▶ [RECORD LIST]:

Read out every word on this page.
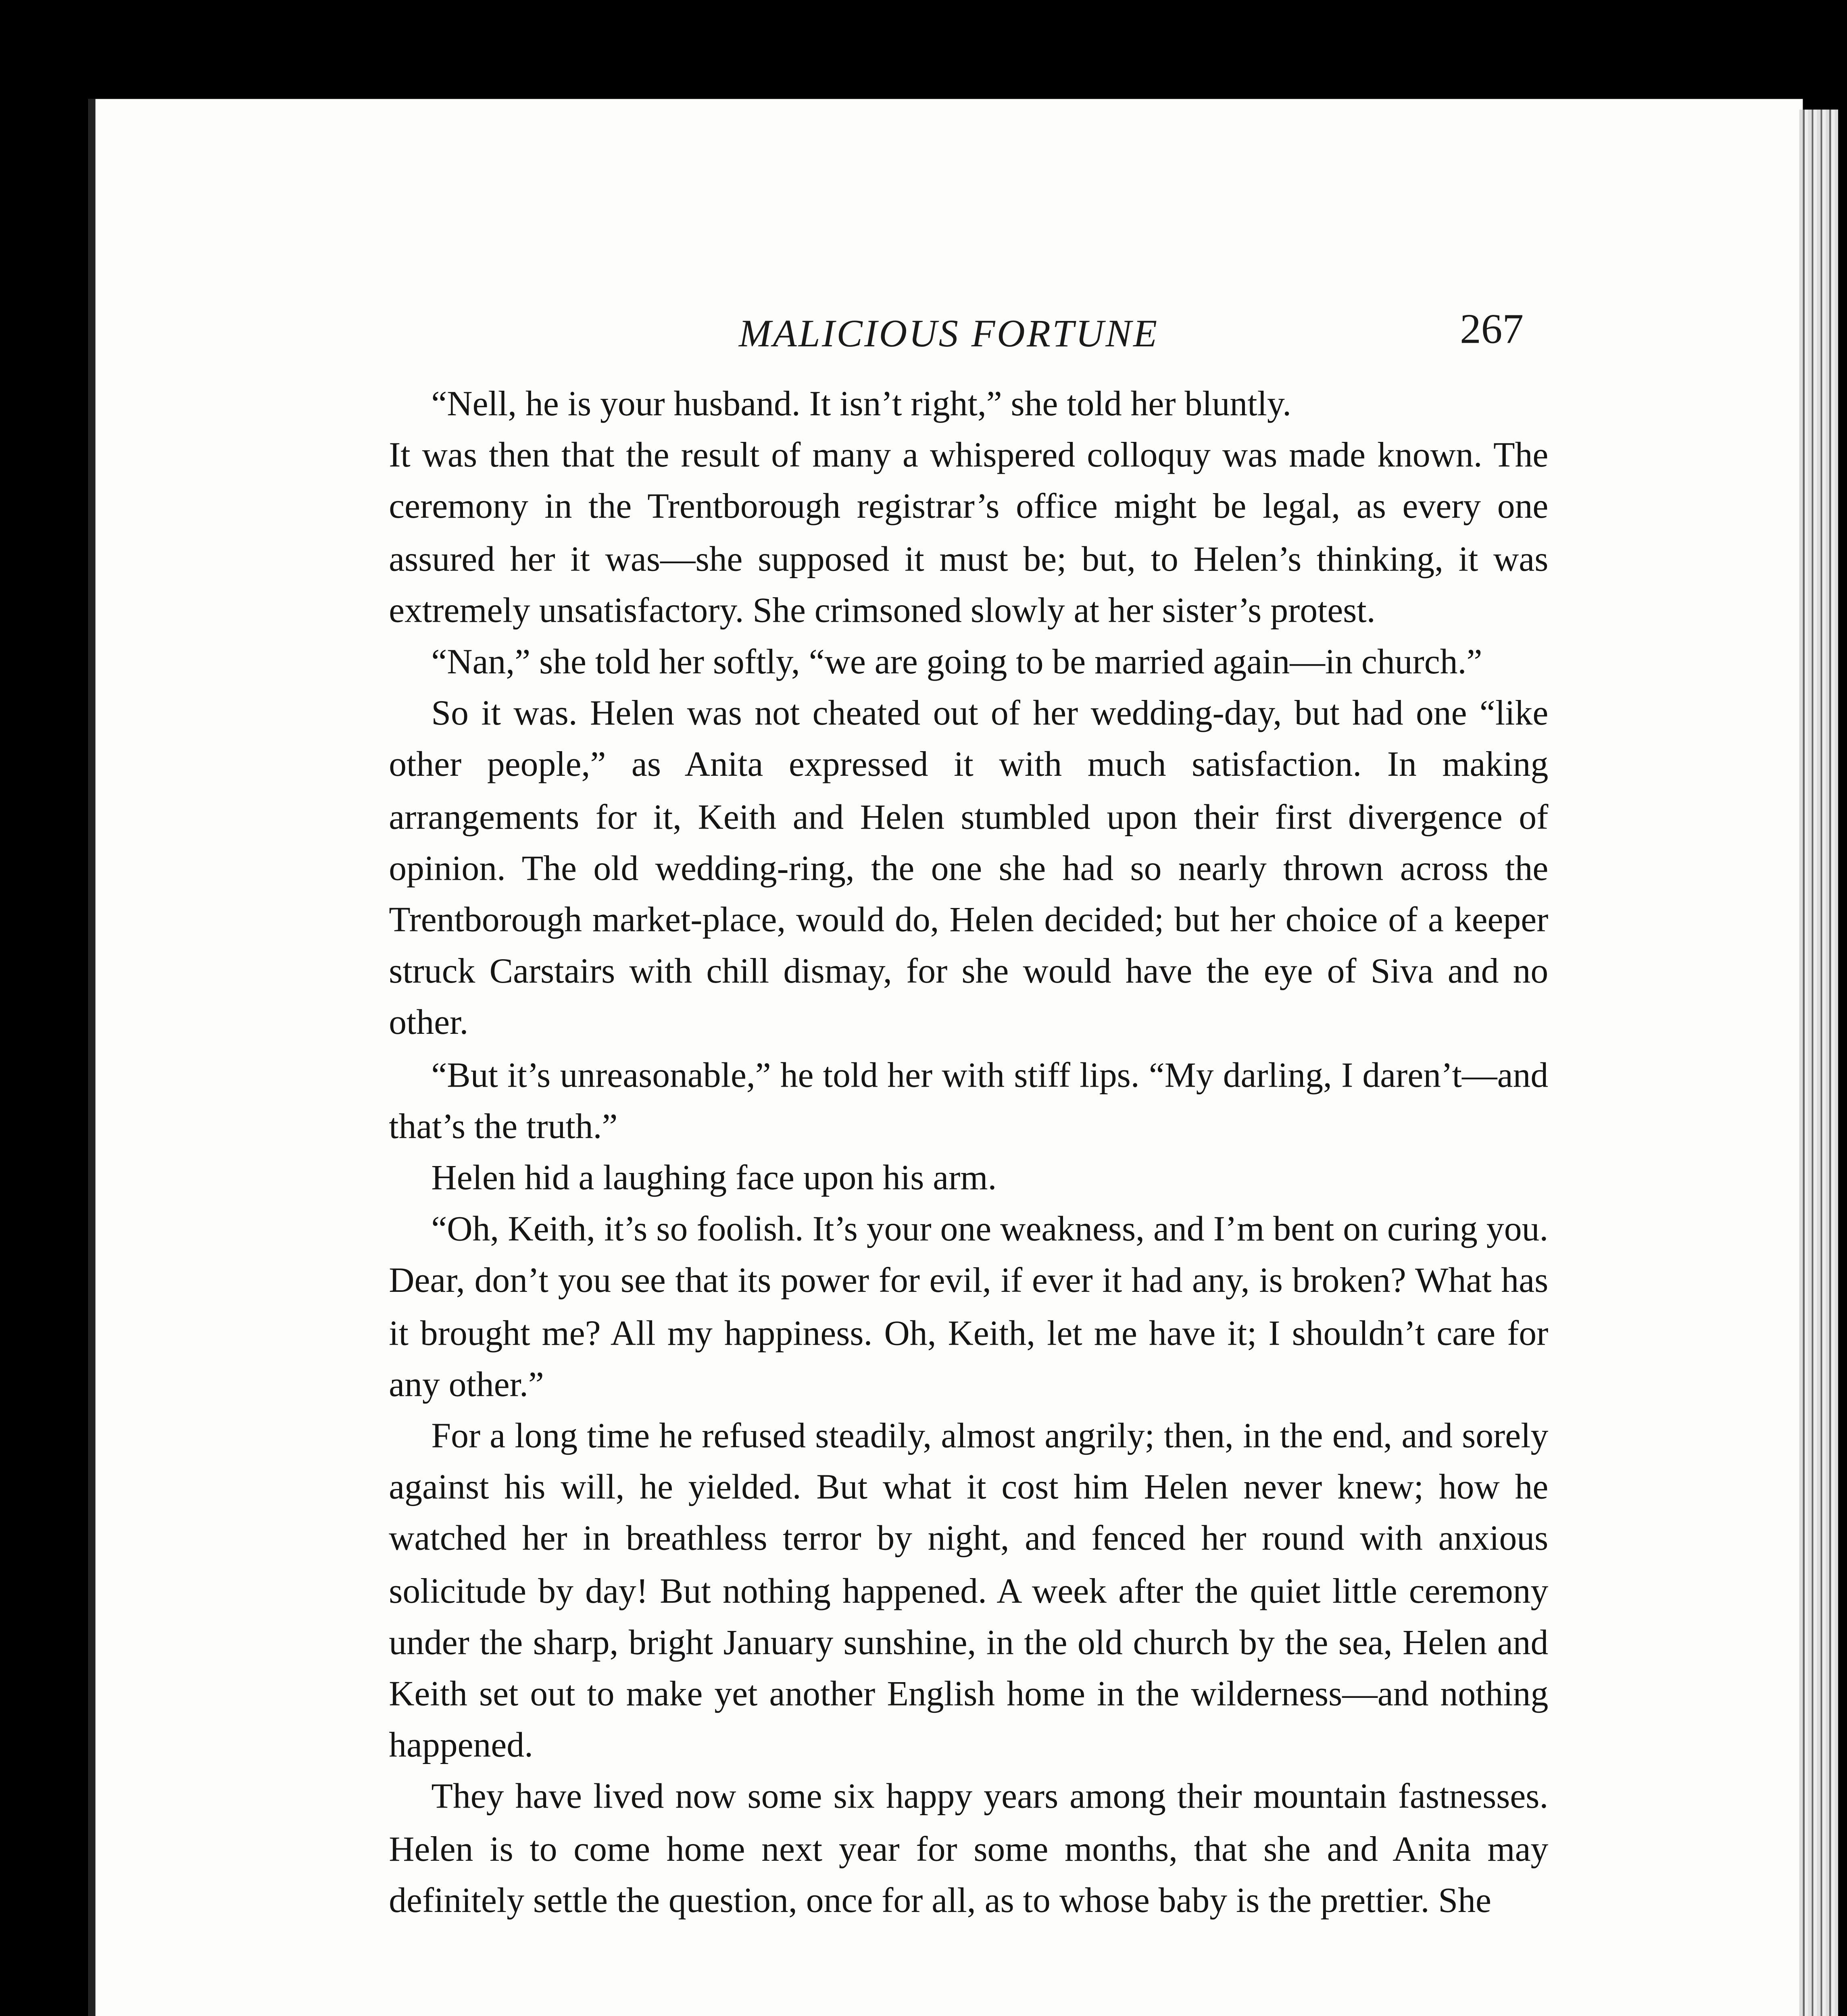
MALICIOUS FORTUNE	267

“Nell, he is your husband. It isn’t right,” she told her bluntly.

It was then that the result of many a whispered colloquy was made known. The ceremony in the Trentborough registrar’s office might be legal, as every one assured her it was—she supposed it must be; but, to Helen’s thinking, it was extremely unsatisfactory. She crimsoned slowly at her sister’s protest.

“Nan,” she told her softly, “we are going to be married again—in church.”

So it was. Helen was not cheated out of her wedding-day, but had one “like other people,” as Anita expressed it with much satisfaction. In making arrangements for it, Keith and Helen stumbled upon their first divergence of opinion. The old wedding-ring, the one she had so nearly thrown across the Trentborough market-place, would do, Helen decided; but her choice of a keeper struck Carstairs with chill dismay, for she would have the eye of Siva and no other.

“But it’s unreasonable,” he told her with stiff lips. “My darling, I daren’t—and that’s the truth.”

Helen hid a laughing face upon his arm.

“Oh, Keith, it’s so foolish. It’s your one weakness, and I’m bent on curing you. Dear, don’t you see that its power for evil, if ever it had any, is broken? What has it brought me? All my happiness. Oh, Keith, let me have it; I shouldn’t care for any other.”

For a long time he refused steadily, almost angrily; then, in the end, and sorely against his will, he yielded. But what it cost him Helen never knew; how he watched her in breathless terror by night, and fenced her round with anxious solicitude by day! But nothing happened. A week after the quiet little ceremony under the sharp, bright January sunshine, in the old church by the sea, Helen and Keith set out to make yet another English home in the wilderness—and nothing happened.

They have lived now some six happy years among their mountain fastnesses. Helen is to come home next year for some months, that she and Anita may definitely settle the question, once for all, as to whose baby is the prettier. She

▶ [EXERCISE]: Reproduce the records verbatim, omitting all images they contain.

▶ [RIGHT ANSWER]:
Read out every word on this page.
MALICIOUS FORTUNE	267

“Nell, he is your husband. It isn’t right,” she told her bluntly.

It was then that the result of many a whispered colloquy was made known. The ceremony in the Trentborough registrar’s office might be legal, as every one assured her it was—she supposed it must be; but, to Helen’s thinking, it was extremely unsatisfactory. She crimsoned slowly at her sister’s protest.

“Nan,” she told her softly, “we are going to be married again—in church.”

So it was. Helen was not cheated out of her wedding-day, but had one “like other people,” as Anita expressed it with much satisfaction. In making arrangements for it, Keith and Helen stumbled upon their first divergence of opinion. The old wedding-ring, the one she had so nearly thrown across the Trentborough market-place, would do, Helen decided; but her choice of a keeper struck Carstairs with chill dismay, for she would have the eye of Siva and no other.

“But it’s unreasonable,” he told her with stiff lips. “My darling, I daren’t—and that’s the truth.”

Helen hid a laughing face upon his arm.

“Oh, Keith, it’s so foolish. It’s your one weakness, and I’m bent on curing you. Dear, don’t you see that its power for evil, if ever it had any, is broken? What has it brought me? All my happiness. Oh, Keith, let me have it; I shouldn’t care for any other.”

For a long time he refused steadily, almost angrily; then, in the end, and sorely against his will, he yielded. But what it cost him Helen never knew; how he watched her in breathless terror by night, and fenced her round with anxious solicitude by day! But nothing happened. A week after the quiet little ceremony under the sharp, bright January sunshine, in the old church by the sea, Helen and Keith set out to make yet another English home in the wilderness—and nothing happened.

They have lived now some six happy years among their mountain fastnesses. Helen is to come home next year for some months, that she and Anita may definitely settle the question, once for all, as to whose baby is the prettier. She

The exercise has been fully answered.